Narrow the data below down to the lines containing "this".

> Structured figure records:
......
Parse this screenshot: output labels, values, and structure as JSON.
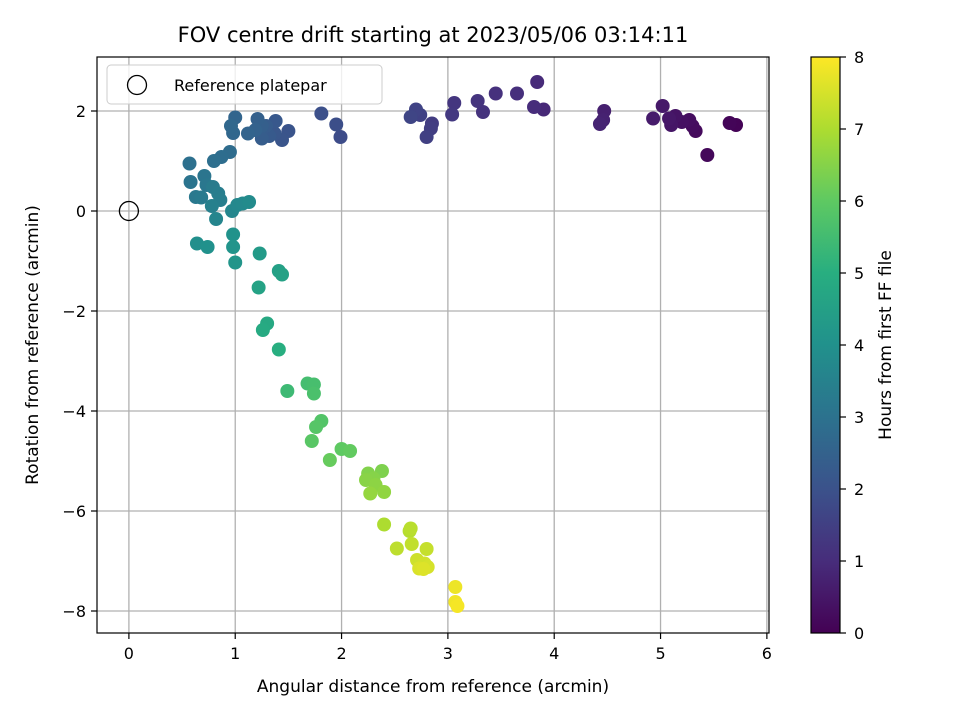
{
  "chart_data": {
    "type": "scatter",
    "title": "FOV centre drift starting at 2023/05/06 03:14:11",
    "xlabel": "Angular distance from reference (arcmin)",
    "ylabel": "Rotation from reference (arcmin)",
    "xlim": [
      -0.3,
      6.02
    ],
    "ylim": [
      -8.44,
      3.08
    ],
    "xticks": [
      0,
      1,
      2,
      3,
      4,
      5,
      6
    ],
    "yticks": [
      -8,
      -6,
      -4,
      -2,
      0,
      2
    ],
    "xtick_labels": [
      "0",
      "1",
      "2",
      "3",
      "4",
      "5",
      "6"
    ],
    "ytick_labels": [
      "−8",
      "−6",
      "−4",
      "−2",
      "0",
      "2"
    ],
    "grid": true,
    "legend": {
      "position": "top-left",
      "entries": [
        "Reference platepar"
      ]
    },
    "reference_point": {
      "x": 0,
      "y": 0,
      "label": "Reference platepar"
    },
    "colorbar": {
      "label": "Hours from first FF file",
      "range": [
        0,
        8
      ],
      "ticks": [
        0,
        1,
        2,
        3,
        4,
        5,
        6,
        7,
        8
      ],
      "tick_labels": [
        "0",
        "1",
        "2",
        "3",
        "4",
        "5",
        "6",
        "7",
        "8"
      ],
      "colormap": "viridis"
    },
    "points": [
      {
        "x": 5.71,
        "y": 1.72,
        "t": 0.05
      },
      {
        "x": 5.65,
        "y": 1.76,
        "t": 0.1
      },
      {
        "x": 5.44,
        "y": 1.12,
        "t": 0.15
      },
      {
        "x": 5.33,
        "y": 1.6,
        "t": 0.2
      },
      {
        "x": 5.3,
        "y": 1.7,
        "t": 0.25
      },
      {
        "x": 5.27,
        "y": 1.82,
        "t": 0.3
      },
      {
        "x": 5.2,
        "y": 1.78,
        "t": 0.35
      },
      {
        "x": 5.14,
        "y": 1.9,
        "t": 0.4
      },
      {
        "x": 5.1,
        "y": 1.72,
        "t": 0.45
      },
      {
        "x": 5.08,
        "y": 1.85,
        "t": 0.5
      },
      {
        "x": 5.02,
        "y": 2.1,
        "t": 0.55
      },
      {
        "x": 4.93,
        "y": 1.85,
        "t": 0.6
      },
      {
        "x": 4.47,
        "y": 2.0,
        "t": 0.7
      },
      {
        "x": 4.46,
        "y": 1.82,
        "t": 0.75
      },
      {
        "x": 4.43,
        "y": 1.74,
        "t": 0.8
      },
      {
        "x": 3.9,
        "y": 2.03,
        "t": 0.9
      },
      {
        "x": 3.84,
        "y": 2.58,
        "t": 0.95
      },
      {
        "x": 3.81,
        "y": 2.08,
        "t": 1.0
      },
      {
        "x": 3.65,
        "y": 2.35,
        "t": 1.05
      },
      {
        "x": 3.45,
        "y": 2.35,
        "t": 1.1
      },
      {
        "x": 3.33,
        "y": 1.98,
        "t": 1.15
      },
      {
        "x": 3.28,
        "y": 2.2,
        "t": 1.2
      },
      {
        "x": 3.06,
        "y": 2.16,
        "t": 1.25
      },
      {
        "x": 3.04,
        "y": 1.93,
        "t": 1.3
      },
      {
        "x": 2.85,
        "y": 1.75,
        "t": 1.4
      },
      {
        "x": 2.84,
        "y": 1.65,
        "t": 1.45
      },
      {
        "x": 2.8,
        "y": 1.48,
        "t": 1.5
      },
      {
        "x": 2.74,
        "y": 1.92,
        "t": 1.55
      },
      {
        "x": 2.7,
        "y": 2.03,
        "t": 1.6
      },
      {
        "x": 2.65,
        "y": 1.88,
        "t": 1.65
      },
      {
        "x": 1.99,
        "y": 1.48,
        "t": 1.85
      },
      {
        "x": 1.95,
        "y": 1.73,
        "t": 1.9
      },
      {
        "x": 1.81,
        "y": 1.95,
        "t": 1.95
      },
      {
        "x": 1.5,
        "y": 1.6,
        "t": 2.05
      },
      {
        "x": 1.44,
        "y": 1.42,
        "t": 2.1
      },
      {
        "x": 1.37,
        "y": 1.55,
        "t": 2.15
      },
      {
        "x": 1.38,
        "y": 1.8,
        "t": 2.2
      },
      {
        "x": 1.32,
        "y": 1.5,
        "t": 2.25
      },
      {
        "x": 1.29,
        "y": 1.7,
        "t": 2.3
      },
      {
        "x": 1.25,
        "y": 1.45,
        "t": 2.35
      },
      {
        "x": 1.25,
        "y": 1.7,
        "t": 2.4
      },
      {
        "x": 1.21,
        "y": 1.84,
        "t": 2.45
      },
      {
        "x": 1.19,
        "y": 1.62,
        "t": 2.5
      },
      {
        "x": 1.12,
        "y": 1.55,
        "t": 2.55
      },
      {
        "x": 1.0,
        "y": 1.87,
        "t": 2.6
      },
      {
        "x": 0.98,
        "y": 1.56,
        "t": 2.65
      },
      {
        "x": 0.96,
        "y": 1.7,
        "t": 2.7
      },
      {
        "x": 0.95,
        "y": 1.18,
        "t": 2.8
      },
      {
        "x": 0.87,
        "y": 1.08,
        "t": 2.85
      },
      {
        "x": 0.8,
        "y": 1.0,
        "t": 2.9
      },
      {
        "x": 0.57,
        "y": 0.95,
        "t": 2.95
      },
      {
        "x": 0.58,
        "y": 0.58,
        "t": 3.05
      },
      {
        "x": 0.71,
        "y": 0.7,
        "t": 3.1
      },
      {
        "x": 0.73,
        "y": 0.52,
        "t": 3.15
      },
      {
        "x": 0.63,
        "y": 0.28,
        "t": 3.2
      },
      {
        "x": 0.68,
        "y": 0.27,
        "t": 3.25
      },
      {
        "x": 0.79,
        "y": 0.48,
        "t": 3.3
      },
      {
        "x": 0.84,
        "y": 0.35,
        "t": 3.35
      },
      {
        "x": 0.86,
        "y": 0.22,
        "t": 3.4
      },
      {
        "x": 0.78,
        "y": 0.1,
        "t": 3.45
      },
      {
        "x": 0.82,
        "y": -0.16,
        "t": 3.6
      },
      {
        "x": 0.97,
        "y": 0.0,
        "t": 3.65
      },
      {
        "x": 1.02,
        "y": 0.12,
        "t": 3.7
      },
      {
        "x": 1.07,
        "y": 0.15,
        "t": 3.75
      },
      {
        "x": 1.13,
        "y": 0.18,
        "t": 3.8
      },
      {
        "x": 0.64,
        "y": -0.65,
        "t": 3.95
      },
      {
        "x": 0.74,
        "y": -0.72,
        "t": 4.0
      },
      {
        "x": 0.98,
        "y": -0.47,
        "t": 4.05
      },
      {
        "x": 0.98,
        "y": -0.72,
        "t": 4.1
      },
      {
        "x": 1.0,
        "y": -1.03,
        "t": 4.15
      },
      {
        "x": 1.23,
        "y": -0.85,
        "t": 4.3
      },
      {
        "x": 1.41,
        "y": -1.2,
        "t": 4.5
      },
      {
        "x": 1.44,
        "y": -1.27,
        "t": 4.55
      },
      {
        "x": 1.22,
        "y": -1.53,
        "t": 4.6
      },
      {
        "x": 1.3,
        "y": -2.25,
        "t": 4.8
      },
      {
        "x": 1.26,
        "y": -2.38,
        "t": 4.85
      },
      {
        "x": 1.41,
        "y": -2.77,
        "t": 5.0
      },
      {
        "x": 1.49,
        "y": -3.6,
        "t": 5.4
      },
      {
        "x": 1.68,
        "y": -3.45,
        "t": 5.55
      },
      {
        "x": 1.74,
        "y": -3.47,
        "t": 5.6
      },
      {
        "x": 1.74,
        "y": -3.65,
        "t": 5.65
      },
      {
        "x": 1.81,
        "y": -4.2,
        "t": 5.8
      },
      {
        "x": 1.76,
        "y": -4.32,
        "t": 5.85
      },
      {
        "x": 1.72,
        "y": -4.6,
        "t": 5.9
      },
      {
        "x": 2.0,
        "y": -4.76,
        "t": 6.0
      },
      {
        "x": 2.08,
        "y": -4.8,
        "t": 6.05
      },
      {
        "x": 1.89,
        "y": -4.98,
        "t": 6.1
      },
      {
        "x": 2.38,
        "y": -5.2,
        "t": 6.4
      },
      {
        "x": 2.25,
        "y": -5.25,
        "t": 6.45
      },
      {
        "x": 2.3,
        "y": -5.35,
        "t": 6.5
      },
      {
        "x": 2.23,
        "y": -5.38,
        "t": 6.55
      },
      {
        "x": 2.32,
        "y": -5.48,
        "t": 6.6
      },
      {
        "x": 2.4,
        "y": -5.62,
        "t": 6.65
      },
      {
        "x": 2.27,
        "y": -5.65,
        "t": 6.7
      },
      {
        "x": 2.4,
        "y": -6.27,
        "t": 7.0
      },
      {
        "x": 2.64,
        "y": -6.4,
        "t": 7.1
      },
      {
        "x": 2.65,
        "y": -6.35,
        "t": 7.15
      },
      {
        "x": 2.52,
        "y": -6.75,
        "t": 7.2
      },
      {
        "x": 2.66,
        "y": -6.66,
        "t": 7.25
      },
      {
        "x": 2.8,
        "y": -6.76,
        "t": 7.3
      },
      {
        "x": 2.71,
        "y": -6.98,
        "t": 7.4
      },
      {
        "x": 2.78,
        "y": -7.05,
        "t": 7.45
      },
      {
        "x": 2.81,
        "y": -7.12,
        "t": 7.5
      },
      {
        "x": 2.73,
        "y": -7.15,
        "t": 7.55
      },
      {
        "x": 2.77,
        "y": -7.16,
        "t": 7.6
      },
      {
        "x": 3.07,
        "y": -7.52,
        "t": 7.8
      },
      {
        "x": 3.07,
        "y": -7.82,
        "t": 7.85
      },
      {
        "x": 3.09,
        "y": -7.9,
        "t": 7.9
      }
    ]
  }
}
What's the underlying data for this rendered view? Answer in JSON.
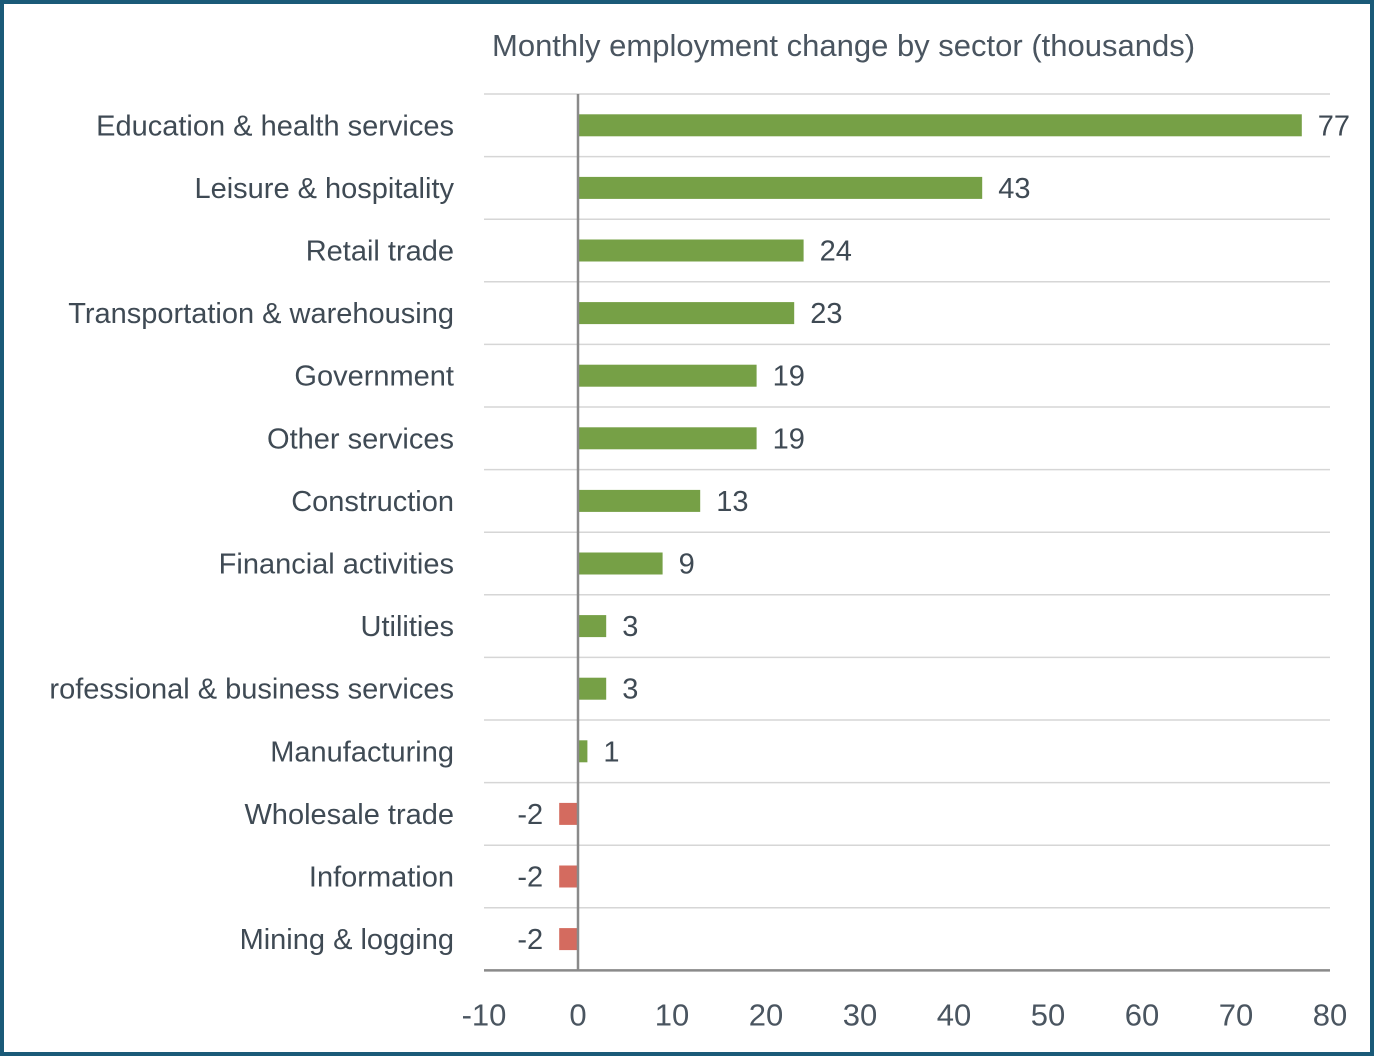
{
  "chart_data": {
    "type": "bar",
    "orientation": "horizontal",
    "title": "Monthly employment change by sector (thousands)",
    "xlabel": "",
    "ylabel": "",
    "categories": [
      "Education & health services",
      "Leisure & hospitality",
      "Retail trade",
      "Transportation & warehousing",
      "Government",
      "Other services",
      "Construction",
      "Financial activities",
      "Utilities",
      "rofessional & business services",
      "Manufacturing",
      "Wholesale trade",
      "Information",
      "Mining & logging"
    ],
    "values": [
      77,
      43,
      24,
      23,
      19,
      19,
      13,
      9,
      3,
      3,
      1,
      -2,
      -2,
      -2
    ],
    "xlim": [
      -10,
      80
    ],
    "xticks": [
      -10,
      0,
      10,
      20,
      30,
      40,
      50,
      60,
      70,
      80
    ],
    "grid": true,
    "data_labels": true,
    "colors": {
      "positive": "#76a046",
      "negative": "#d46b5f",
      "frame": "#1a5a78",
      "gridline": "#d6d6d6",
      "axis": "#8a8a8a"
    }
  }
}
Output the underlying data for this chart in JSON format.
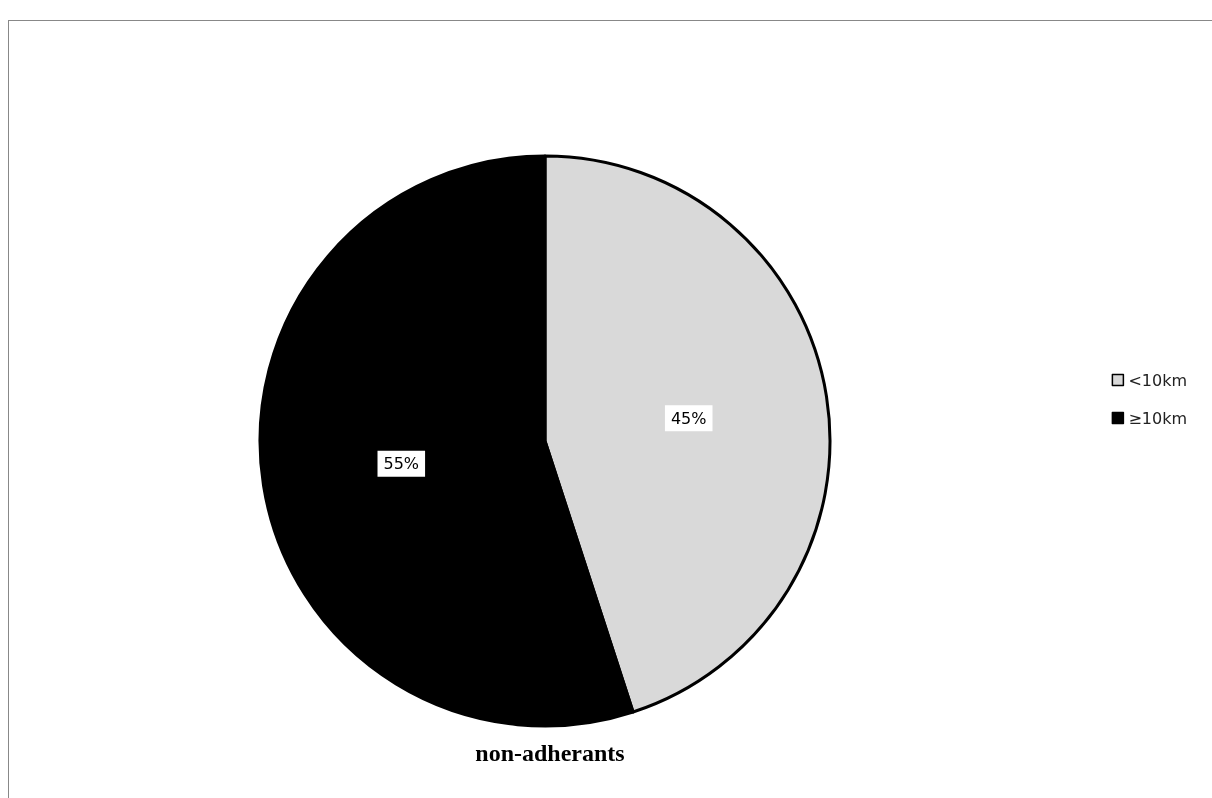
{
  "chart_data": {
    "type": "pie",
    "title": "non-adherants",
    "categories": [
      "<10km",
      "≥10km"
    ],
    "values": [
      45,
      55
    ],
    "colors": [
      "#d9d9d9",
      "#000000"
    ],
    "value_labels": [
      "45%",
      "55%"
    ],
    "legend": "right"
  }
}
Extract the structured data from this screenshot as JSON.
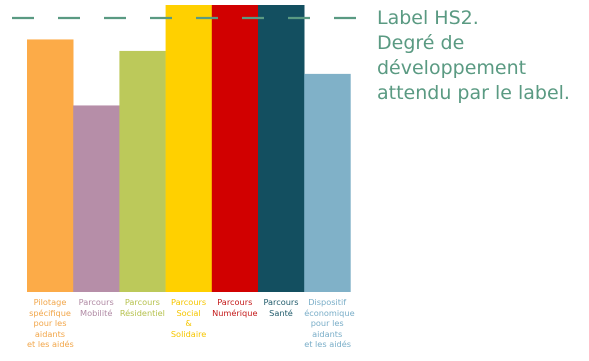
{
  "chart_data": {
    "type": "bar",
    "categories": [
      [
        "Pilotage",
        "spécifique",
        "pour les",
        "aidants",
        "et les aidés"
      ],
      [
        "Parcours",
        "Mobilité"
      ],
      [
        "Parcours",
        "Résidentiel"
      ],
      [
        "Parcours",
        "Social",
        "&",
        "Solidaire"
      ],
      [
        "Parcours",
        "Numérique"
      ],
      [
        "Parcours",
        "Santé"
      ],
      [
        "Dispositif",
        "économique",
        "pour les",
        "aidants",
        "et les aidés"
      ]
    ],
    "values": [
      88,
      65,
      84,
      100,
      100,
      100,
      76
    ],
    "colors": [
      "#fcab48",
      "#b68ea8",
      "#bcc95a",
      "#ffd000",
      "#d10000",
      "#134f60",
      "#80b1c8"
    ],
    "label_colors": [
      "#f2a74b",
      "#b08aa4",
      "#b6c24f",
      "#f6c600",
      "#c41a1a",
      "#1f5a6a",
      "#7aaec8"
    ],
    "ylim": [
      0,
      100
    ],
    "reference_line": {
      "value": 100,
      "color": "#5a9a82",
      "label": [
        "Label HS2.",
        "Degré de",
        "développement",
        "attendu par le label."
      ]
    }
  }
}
......
> The result:
Parse this screenshot: output labels, values, and structure as JSON.
What's the underlying data for this rendered view? Answer in JSON.
Output the underlying data for this chart in JSON format.
Extract the structured data from this screenshot as JSON.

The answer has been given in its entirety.